** start of RECORDS **

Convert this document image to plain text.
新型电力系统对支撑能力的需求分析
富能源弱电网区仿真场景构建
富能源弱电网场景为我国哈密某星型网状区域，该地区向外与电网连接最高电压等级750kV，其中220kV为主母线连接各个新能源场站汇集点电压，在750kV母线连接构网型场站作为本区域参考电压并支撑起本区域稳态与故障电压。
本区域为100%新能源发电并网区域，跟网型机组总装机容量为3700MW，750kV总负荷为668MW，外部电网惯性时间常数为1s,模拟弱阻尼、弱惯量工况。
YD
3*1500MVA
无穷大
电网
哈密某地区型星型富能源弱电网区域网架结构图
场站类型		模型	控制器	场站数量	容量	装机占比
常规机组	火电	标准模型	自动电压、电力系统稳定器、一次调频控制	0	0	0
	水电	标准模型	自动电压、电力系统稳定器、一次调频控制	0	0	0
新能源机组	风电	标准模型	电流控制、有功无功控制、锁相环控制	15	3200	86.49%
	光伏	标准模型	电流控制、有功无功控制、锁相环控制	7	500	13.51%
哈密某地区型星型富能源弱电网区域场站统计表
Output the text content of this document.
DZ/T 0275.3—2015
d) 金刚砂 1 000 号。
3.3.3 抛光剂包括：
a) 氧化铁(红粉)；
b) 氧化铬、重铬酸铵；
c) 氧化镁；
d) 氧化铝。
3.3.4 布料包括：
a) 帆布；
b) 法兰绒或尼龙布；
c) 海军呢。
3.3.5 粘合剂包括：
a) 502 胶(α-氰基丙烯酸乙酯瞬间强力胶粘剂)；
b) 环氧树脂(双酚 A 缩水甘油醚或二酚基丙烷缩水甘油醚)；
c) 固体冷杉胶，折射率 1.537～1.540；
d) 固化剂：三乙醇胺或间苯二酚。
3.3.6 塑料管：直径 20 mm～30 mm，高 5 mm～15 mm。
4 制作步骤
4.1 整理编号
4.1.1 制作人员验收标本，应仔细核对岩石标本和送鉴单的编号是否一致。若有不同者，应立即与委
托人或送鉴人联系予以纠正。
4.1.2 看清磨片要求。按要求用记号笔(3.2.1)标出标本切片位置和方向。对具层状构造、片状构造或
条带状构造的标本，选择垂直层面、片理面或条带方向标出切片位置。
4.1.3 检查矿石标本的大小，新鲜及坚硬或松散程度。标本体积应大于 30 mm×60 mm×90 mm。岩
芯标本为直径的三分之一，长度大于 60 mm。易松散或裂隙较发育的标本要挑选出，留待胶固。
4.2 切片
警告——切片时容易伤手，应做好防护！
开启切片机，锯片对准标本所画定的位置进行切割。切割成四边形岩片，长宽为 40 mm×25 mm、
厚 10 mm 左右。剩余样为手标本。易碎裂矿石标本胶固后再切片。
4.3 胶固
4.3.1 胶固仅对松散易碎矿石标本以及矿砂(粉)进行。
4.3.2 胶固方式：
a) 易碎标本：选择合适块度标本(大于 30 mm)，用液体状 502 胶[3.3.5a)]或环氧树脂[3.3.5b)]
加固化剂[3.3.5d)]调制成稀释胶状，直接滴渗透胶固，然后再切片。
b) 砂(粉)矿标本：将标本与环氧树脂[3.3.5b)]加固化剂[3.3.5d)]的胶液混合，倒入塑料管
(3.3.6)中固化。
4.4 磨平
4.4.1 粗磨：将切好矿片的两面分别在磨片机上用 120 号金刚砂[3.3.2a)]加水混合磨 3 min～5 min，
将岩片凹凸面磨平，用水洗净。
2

** end of RECORDS **

SET PROBLEM:
Copy all of the data. Keep every word exactly as it is.

FINAL RESULT:
Convert this document image to plain text.
新型电力系统对支撑能力的需求分析
富能源弱电网区仿真场景构建
富能源弱电网场景为我国哈密某星型网状区域，该地区向外与电网连接最高电压等级750kV，其中220kV为主母线连接各个新能源场站汇集点电压，在750kV母线连接构网型场站作为本区域参考电压并支撑起本区域稳态与故障电压。
本区域为100%新能源发电并网区域，跟网型机组总装机容量为3700MW，750kV总负荷为668MW，外部电网惯性时间常数为1s,模拟弱阻尼、弱惯量工况。
YD
3*1500MVA
无穷大
电网
哈密某地区型星型富能源弱电网区域网架结构图
场站类型		模型	控制器	场站数量	容量	装机占比
常规机组	火电	标准模型	自动电压、电力系统稳定器、一次调频控制	0	0	0
	水电	标准模型	自动电压、电力系统稳定器、一次调频控制	0	0	0
新能源机组	风电	标准模型	电流控制、有功无功控制、锁相环控制	15	3200	86.49%
	光伏	标准模型	电流控制、有功无功控制、锁相环控制	7	500	13.51%
哈密某地区型星型富能源弱电网区域场站统计表
Output the text content of this document.
DZ/T 0275.3—2015
d) 金刚砂 1 000 号。
3.3.3 抛光剂包括：
a) 氧化铁(红粉)；
b) 氧化铬、重铬酸铵；
c) 氧化镁；
d) 氧化铝。
3.3.4 布料包括：
a) 帆布；
b) 法兰绒或尼龙布；
c) 海军呢。
3.3.5 粘合剂包括：
a) 502 胶(α-氰基丙烯酸乙酯瞬间强力胶粘剂)；
b) 环氧树脂(双酚 A 缩水甘油醚或二酚基丙烷缩水甘油醚)；
c) 固体冷杉胶，折射率 1.537～1.540；
d) 固化剂：三乙醇胺或间苯二酚。
3.3.6 塑料管：直径 20 mm～30 mm，高 5 mm～15 mm。
4 制作步骤
4.1 整理编号
4.1.1 制作人员验收标本，应仔细核对岩石标本和送鉴单的编号是否一致。若有不同者，应立即与委
托人或送鉴人联系予以纠正。
4.1.2 看清磨片要求。按要求用记号笔(3.2.1)标出标本切片位置和方向。对具层状构造、片状构造或
条带状构造的标本，选择垂直层面、片理面或条带方向标出切片位置。
4.1.3 检查矿石标本的大小，新鲜及坚硬或松散程度。标本体积应大于 30 mm×60 mm×90 mm。岩
芯标本为直径的三分之一，长度大于 60 mm。易松散或裂隙较发育的标本要挑选出，留待胶固。
4.2 切片
警告——切片时容易伤手，应做好防护！
开启切片机，锯片对准标本所画定的位置进行切割。切割成四边形岩片，长宽为 40 mm×25 mm、
厚 10 mm 左右。剩余样为手标本。易碎裂矿石标本胶固后再切片。
4.3 胶固
4.3.1 胶固仅对松散易碎矿石标本以及矿砂(粉)进行。
4.3.2 胶固方式：
a) 易碎标本：选择合适块度标本(大于 30 mm)，用液体状 502 胶[3.3.5a)]或环氧树脂[3.3.5b)]
加固化剂[3.3.5d)]调制成稀释胶状，直接滴渗透胶固，然后再切片。
b) 砂(粉)矿标本：将标本与环氧树脂[3.3.5b)]加固化剂[3.3.5d)]的胶液混合，倒入塑料管
(3.3.6)中固化。
4.4 磨平
4.4.1 粗磨：将切好矿片的两面分别在磨片机上用 120 号金刚砂[3.3.2a)]加水混合磨 3 min～5 min，
将岩片凹凸面磨平，用水洗净。
2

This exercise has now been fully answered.